• GIVEN REQUEST: The entries are to be returned exactly, with images left out.

>> BEGIN GIVEN ENTRIES

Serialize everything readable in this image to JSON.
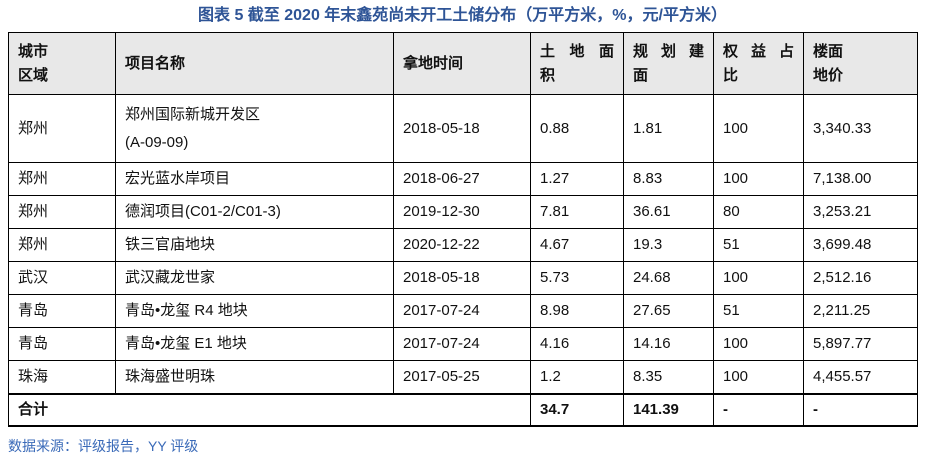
{
  "title": "图表 5 截至 2020 年末鑫苑尚未开工土储分布（万平方米，%，元/平方米）",
  "table": {
    "columns": [
      {
        "id": "city",
        "lines": [
          "城市",
          "区域"
        ],
        "justify": false
      },
      {
        "id": "project",
        "lines": [
          "项目名称"
        ],
        "justify": false
      },
      {
        "id": "date",
        "lines": [
          "拿地时间"
        ],
        "justify": false
      },
      {
        "id": "land-area",
        "lines": [
          "土地面",
          "积"
        ],
        "justify": true
      },
      {
        "id": "planned-gfa",
        "lines": [
          "规划建",
          "面"
        ],
        "justify": true
      },
      {
        "id": "equity",
        "lines": [
          "权益占",
          "比"
        ],
        "justify": true
      },
      {
        "id": "floor-price",
        "lines": [
          "楼面",
          "地价"
        ],
        "justify": false
      }
    ],
    "rows": [
      {
        "city": "郑州",
        "project": [
          "郑州国际新城开发区",
          "(A-09-09)"
        ],
        "date": "2018-05-18",
        "land_area": "0.88",
        "planned_gfa": "1.81",
        "equity_pct": "100",
        "floor_price": "3,340.33"
      },
      {
        "city": "郑州",
        "project": [
          "宏光蓝水岸项目"
        ],
        "date": "2018-06-27",
        "land_area": "1.27",
        "planned_gfa": "8.83",
        "equity_pct": "100",
        "floor_price": "7,138.00"
      },
      {
        "city": "郑州",
        "project": [
          "德润项目(C01-2/C01-3)"
        ],
        "date": "2019-12-30",
        "land_area": "7.81",
        "planned_gfa": "36.61",
        "equity_pct": "80",
        "floor_price": "3,253.21"
      },
      {
        "city": "郑州",
        "project": [
          "铁三官庙地块"
        ],
        "date": "2020-12-22",
        "land_area": "4.67",
        "planned_gfa": "19.3",
        "equity_pct": "51",
        "floor_price": "3,699.48"
      },
      {
        "city": "武汉",
        "project": [
          "武汉藏龙世家"
        ],
        "date": "2018-05-18",
        "land_area": "5.73",
        "planned_gfa": "24.68",
        "equity_pct": "100",
        "floor_price": "2,512.16"
      },
      {
        "city": "青岛",
        "project": [
          "青岛•龙玺 R4 地块"
        ],
        "date": "2017-07-24",
        "land_area": "8.98",
        "planned_gfa": "27.65",
        "equity_pct": "51",
        "floor_price": "2,211.25"
      },
      {
        "city": "青岛",
        "project": [
          "青岛•龙玺 E1 地块"
        ],
        "date": "2017-07-24",
        "land_area": "4.16",
        "planned_gfa": "14.16",
        "equity_pct": "100",
        "floor_price": "5,897.77"
      },
      {
        "city": "珠海",
        "project": [
          "珠海盛世明珠"
        ],
        "date": "2017-05-25",
        "land_area": "1.2",
        "planned_gfa": "8.35",
        "equity_pct": "100",
        "floor_price": "4,455.57"
      }
    ],
    "total": {
      "label": "合计",
      "land_area": "34.7",
      "planned_gfa": "141.39",
      "equity_pct": "-",
      "floor_price": "-"
    }
  },
  "footer": {
    "source": "数据来源：评级报告，YY 评级"
  },
  "colors": {
    "title_blue": "#2E5496",
    "footer_blue": "#3A6AB8",
    "header_bg": "#E8E8E8",
    "border": "#000000"
  }
}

>> END GIVEN ENTRIES

• EXPECTED ANSWER:
Serialize everything readable in this image to JSON.
{
  "title": "图表 5 截至 2020 年末鑫苑尚未开工土储分布（万平方米，%，元/平方米）",
  "table": {
    "columns": [
      {
        "id": "city",
        "lines": [
          "城市",
          "区域"
        ],
        "justify": false
      },
      {
        "id": "project",
        "lines": [
          "项目名称"
        ],
        "justify": false
      },
      {
        "id": "date",
        "lines": [
          "拿地时间"
        ],
        "justify": false
      },
      {
        "id": "land-area",
        "lines": [
          "土地面",
          "积"
        ],
        "justify": true
      },
      {
        "id": "planned-gfa",
        "lines": [
          "规划建",
          "面"
        ],
        "justify": true
      },
      {
        "id": "equity",
        "lines": [
          "权益占",
          "比"
        ],
        "justify": true
      },
      {
        "id": "floor-price",
        "lines": [
          "楼面",
          "地价"
        ],
        "justify": false
      }
    ],
    "rows": [
      {
        "city": "郑州",
        "project": [
          "郑州国际新城开发区",
          "(A-09-09)"
        ],
        "date": "2018-05-18",
        "land_area": "0.88",
        "planned_gfa": "1.81",
        "equity_pct": "100",
        "floor_price": "3,340.33"
      },
      {
        "city": "郑州",
        "project": [
          "宏光蓝水岸项目"
        ],
        "date": "2018-06-27",
        "land_area": "1.27",
        "planned_gfa": "8.83",
        "equity_pct": "100",
        "floor_price": "7,138.00"
      },
      {
        "city": "郑州",
        "project": [
          "德润项目(C01-2/C01-3)"
        ],
        "date": "2019-12-30",
        "land_area": "7.81",
        "planned_gfa": "36.61",
        "equity_pct": "80",
        "floor_price": "3,253.21"
      },
      {
        "city": "郑州",
        "project": [
          "铁三官庙地块"
        ],
        "date": "2020-12-22",
        "land_area": "4.67",
        "planned_gfa": "19.3",
        "equity_pct": "51",
        "floor_price": "3,699.48"
      },
      {
        "city": "武汉",
        "project": [
          "武汉藏龙世家"
        ],
        "date": "2018-05-18",
        "land_area": "5.73",
        "planned_gfa": "24.68",
        "equity_pct": "100",
        "floor_price": "2,512.16"
      },
      {
        "city": "青岛",
        "project": [
          "青岛•龙玺 R4 地块"
        ],
        "date": "2017-07-24",
        "land_area": "8.98",
        "planned_gfa": "27.65",
        "equity_pct": "51",
        "floor_price": "2,211.25"
      },
      {
        "city": "青岛",
        "project": [
          "青岛•龙玺 E1 地块"
        ],
        "date": "2017-07-24",
        "land_area": "4.16",
        "planned_gfa": "14.16",
        "equity_pct": "100",
        "floor_price": "5,897.77"
      },
      {
        "city": "珠海",
        "project": [
          "珠海盛世明珠"
        ],
        "date": "2017-05-25",
        "land_area": "1.2",
        "planned_gfa": "8.35",
        "equity_pct": "100",
        "floor_price": "4,455.57"
      }
    ],
    "total": {
      "label": "合计",
      "land_area": "34.7",
      "planned_gfa": "141.39",
      "equity_pct": "-",
      "floor_price": "-"
    }
  },
  "footer": {
    "source": "数据来源：评级报告，YY 评级"
  },
  "colors": {
    "title_blue": "#2E5496",
    "footer_blue": "#3A6AB8",
    "header_bg": "#E8E8E8",
    "border": "#000000"
  }
}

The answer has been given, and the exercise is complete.